▸ **Задания**:
A - Перепишите фрагмент текста об альтруистическом поведении, начиная с «В целом, мы» и до «в любых ситуациях).» включительно, заменив «испытуемых» на «участников».
B - Какой фактор, согласно тексту об альтруистическом поведении, был для испытуемых определяющим при вынесении оценки?

▸ **Исходный текст**:
*****
В целом, мы ожидали, что, в соответствии с имеющимися моделями объяснения альтруизма, оценки необходимости совершения альтруистического действия будут выше в тех случаях, когда предполагаемый реципиент является родственником донора, когда реципиент часто помогал донору в прошлом, когда высока вероятность встречи донора и реципиента в ближайшем будущем, а также когда цена необходимой помощи относительно низка. Кроме того, мы предполагали, что степень индивидуальной склонности испытуемых к альтруистическому поведению будет оказывать определенное влияние на их нормативные оценки («альтруисты» будут переносить собственные установки на других людей и, соответственно, выносить более высокие оценки необходимости совершения альтруистических действия в любых ситуациях).
Экспериментальные факторы и гипотезы
Многие взаимодействия факторов также оказались значимыми, с размерами эффекта от низкого до среднего. Как показывают Рисунки 1-4, в целом, история взаимодействия между людьми, описанными в сценариях, играла большую роль в прескриптивных суждениях об альтруистическом поведении по сравнению с родством между ними (а также остальными факторами). В то же время, оценки были выше для тех виньеток, которые описывали родственника, который часто помогал в прошлом, по сравнению с родственником, помогавшим редко, или не-родственником. Небольшой размер пожертвования обычно ассоциировался с более высокими оценками нормативности альтруистического действия; тем не менее, как можно увидеть из Таблицы 4 и Рисунка 4а, размер пожертвования не играет роли в случае, если реципиент редко помогал донору в прошлом, последний не знает наверняка, встретятся ли они в будущем, и когда эти двое описаны как родственники (в случаях и большого, и небольшого размера пожертвования оценки были одинаково низкими); но он начинает иметь значение в ситуации, когда реципиент часто помогал донору в прошлом, так, что в случае небольшого размера пожертвования оценки становятся значимо выше. Размер пожертвования, кажется, не имел для испытуемых значения в случае, когда не-родственник редко помогал донору в прошлом и существует большая вероятность высокая вероятность встречи в будущем. Кроме того, вероятность встречи в будущем не влияла на оценки в случае, когда родственник редко помогал донору в прошлом и размер необходимого пожертвования велик. В целом, эти данные позволяют нам говорить о комплексном характере нормативных оценок альтруистического поведения, при ведущей роли таких факторов как ретроспективная реципрокность (т.е. того факта, что реципиент часто или редко помогал донору в прошлом, который, судя по всему, был для наших испытуемых определяющим при вынесении оценки) и воспринимаемое родство.
*****
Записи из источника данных
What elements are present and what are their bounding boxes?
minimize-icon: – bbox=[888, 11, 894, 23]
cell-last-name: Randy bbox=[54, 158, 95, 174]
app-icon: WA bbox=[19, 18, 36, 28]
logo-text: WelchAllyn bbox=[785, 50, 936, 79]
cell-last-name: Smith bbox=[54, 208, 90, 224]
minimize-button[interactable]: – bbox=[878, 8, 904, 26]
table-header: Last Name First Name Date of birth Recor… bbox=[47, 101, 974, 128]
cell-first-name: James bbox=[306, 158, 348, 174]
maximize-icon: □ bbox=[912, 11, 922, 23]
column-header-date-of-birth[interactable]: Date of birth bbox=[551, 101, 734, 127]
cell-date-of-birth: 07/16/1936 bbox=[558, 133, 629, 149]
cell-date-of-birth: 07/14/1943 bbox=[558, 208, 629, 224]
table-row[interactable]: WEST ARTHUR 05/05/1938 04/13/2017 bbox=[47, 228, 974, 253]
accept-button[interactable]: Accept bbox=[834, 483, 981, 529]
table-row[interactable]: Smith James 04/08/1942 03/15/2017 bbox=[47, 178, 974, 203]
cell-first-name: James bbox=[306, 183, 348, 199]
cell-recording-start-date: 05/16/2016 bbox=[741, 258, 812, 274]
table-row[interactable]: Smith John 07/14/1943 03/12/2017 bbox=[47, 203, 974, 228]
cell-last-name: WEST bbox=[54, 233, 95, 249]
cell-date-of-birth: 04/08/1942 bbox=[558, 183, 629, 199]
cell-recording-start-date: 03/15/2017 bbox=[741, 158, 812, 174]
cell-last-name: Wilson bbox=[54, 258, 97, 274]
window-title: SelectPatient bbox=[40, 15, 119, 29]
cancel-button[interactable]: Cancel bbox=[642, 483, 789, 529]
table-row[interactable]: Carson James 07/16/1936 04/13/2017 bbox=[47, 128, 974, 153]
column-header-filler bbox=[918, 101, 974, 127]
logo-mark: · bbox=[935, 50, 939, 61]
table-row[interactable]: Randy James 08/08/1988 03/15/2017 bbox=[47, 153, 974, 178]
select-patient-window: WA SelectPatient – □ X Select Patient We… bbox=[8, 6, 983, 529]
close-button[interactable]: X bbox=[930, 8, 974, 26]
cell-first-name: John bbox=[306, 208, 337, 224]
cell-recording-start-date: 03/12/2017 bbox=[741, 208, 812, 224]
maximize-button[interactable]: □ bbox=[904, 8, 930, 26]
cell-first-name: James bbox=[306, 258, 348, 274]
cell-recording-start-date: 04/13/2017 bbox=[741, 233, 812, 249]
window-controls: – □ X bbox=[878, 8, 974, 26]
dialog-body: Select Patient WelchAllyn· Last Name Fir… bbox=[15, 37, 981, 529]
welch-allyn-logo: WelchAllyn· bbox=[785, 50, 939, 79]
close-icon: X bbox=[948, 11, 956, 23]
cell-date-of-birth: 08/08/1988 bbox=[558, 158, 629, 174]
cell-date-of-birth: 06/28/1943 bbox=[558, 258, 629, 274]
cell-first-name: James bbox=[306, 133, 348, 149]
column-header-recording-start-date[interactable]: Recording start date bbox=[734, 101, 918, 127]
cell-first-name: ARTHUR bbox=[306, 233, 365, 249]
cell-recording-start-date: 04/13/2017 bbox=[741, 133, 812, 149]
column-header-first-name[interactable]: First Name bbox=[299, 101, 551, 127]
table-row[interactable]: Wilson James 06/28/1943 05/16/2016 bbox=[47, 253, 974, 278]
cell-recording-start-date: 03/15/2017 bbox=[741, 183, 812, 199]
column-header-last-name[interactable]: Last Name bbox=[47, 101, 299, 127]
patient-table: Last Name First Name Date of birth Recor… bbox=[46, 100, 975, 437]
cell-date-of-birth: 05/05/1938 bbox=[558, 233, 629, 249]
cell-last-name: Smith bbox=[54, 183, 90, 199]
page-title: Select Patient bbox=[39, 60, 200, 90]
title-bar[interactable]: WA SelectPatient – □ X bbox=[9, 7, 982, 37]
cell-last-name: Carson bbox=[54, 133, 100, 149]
*****
▸ **Ответы к заданиям**:
A -
В целом, мы ожидали, что, в соответствии с имеющимися моделями объяснения альтруизма, оценки необходимости совершения альтруистического действия будут выше в тех случаях, когда предполагаемый реципиент является родственником донора, когда реципиент часто помогал донору в прошлом, когда высока вероятность встречи донора и реципиента в ближайшем будущем, а также когда цена необходимой помощи относительно низка. Кроме того, мы предполагали, что степень индивидуальной склонности участников к альтруистическому поведению будет оказывать определенное влияние на их нормативные оценки («альтруисты» будут переносить собственные установки на других людей и, соответственно, выносить более высокие оценки необходимости совершения альтруистических действия в любых ситуациях).

B - Ретроспективная реципрокность, то есть то, часто или редко реципиент помогал донору в прошлом.